**EXERCISE:** Return all of the data exactly as written, without the pictures.

Collected data entries

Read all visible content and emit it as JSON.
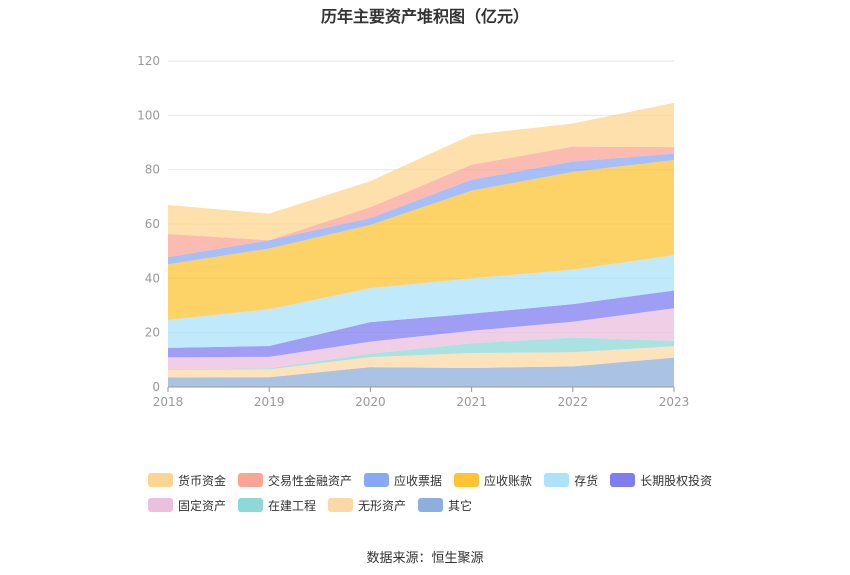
{
  "chart_data": {
    "type": "area",
    "stacked": true,
    "title": "历年主要资产堆积图（亿元）",
    "x": [
      "2018",
      "2019",
      "2020",
      "2021",
      "2022",
      "2023"
    ],
    "ylim": [
      0,
      120
    ],
    "yticks": [
      0,
      20,
      40,
      60,
      80,
      100,
      120
    ],
    "grid": true,
    "legend_position": "bottom",
    "series": [
      {
        "name": "其它",
        "color": "#8eaedb",
        "values": [
          3.5,
          3.6,
          7.3,
          7.0,
          7.6,
          10.8
        ]
      },
      {
        "name": "无形资产",
        "color": "#fbd9a6",
        "values": [
          2.8,
          2.9,
          3.7,
          5.5,
          5.2,
          4.2
        ]
      },
      {
        "name": "在建工程",
        "color": "#8ed8d8",
        "values": [
          0.3,
          0.4,
          1.3,
          3.6,
          5.4,
          2.0
        ]
      },
      {
        "name": "固定资产",
        "color": "#ebbfde",
        "values": [
          4.3,
          4.2,
          4.4,
          4.6,
          5.8,
          12.0
        ]
      },
      {
        "name": "长期股权投资",
        "color": "#7f7ef0",
        "values": [
          3.5,
          4.0,
          7.2,
          6.3,
          6.5,
          6.5
        ]
      },
      {
        "name": "存货",
        "color": "#ace2fb",
        "values": [
          10.3,
          13.5,
          12.5,
          13.0,
          12.7,
          13.0
        ]
      },
      {
        "name": "应收账款",
        "color": "#fcc435",
        "values": [
          20.5,
          22.4,
          23.3,
          32.3,
          36.0,
          35.0
        ]
      },
      {
        "name": "应收票据",
        "color": "#8aa9f5",
        "values": [
          2.6,
          3.0,
          2.5,
          4.0,
          3.8,
          2.4
        ]
      },
      {
        "name": "交易性金融资产",
        "color": "#f9a497",
        "values": [
          8.5,
          0.0,
          4.0,
          5.5,
          5.5,
          2.4
        ]
      },
      {
        "name": "货币资金",
        "color": "#fdd592",
        "values": [
          10.7,
          9.8,
          9.6,
          11.0,
          8.5,
          16.3
        ]
      }
    ]
  },
  "legend_items": [
    {
      "label": "货币资金",
      "color": "#fdd592"
    },
    {
      "label": "交易性金融资产",
      "color": "#f9a497"
    },
    {
      "label": "应收票据",
      "color": "#8aa9f5"
    },
    {
      "label": "应收账款",
      "color": "#fcc435"
    },
    {
      "label": "存货",
      "color": "#ace2fb"
    },
    {
      "label": "长期股权投资",
      "color": "#7f7ef0"
    },
    {
      "label": "固定资产",
      "color": "#ebbfde"
    },
    {
      "label": "在建工程",
      "color": "#8ed8d8"
    },
    {
      "label": "无形资产",
      "color": "#fbd9a6"
    },
    {
      "label": "其它",
      "color": "#8eaedb"
    }
  ],
  "source": "数据来源：恒生聚源"
}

**THE RESULT:**
Read all visible content and emit it as JSON.
{
  "chart_data": {
    "type": "area",
    "stacked": true,
    "title": "历年主要资产堆积图（亿元）",
    "x": [
      "2018",
      "2019",
      "2020",
      "2021",
      "2022",
      "2023"
    ],
    "ylim": [
      0,
      120
    ],
    "yticks": [
      0,
      20,
      40,
      60,
      80,
      100,
      120
    ],
    "grid": true,
    "legend_position": "bottom",
    "series": [
      {
        "name": "其它",
        "color": "#8eaedb",
        "values": [
          3.5,
          3.6,
          7.3,
          7.0,
          7.6,
          10.8
        ]
      },
      {
        "name": "无形资产",
        "color": "#fbd9a6",
        "values": [
          2.8,
          2.9,
          3.7,
          5.5,
          5.2,
          4.2
        ]
      },
      {
        "name": "在建工程",
        "color": "#8ed8d8",
        "values": [
          0.3,
          0.4,
          1.3,
          3.6,
          5.4,
          2.0
        ]
      },
      {
        "name": "固定资产",
        "color": "#ebbfde",
        "values": [
          4.3,
          4.2,
          4.4,
          4.6,
          5.8,
          12.0
        ]
      },
      {
        "name": "长期股权投资",
        "color": "#7f7ef0",
        "values": [
          3.5,
          4.0,
          7.2,
          6.3,
          6.5,
          6.5
        ]
      },
      {
        "name": "存货",
        "color": "#ace2fb",
        "values": [
          10.3,
          13.5,
          12.5,
          13.0,
          12.7,
          13.0
        ]
      },
      {
        "name": "应收账款",
        "color": "#fcc435",
        "values": [
          20.5,
          22.4,
          23.3,
          32.3,
          36.0,
          35.0
        ]
      },
      {
        "name": "应收票据",
        "color": "#8aa9f5",
        "values": [
          2.6,
          3.0,
          2.5,
          4.0,
          3.8,
          2.4
        ]
      },
      {
        "name": "交易性金融资产",
        "color": "#f9a497",
        "values": [
          8.5,
          0.0,
          4.0,
          5.5,
          5.5,
          2.4
        ]
      },
      {
        "name": "货币资金",
        "color": "#fdd592",
        "values": [
          10.7,
          9.8,
          9.6,
          11.0,
          8.5,
          16.3
        ]
      }
    ]
  },
  "legend_items": [
    {
      "label": "货币资金",
      "color": "#fdd592"
    },
    {
      "label": "交易性金融资产",
      "color": "#f9a497"
    },
    {
      "label": "应收票据",
      "color": "#8aa9f5"
    },
    {
      "label": "应收账款",
      "color": "#fcc435"
    },
    {
      "label": "存货",
      "color": "#ace2fb"
    },
    {
      "label": "长期股权投资",
      "color": "#7f7ef0"
    },
    {
      "label": "固定资产",
      "color": "#ebbfde"
    },
    {
      "label": "在建工程",
      "color": "#8ed8d8"
    },
    {
      "label": "无形资产",
      "color": "#fbd9a6"
    },
    {
      "label": "其它",
      "color": "#8eaedb"
    }
  ],
  "source": "数据来源：恒生聚源"
}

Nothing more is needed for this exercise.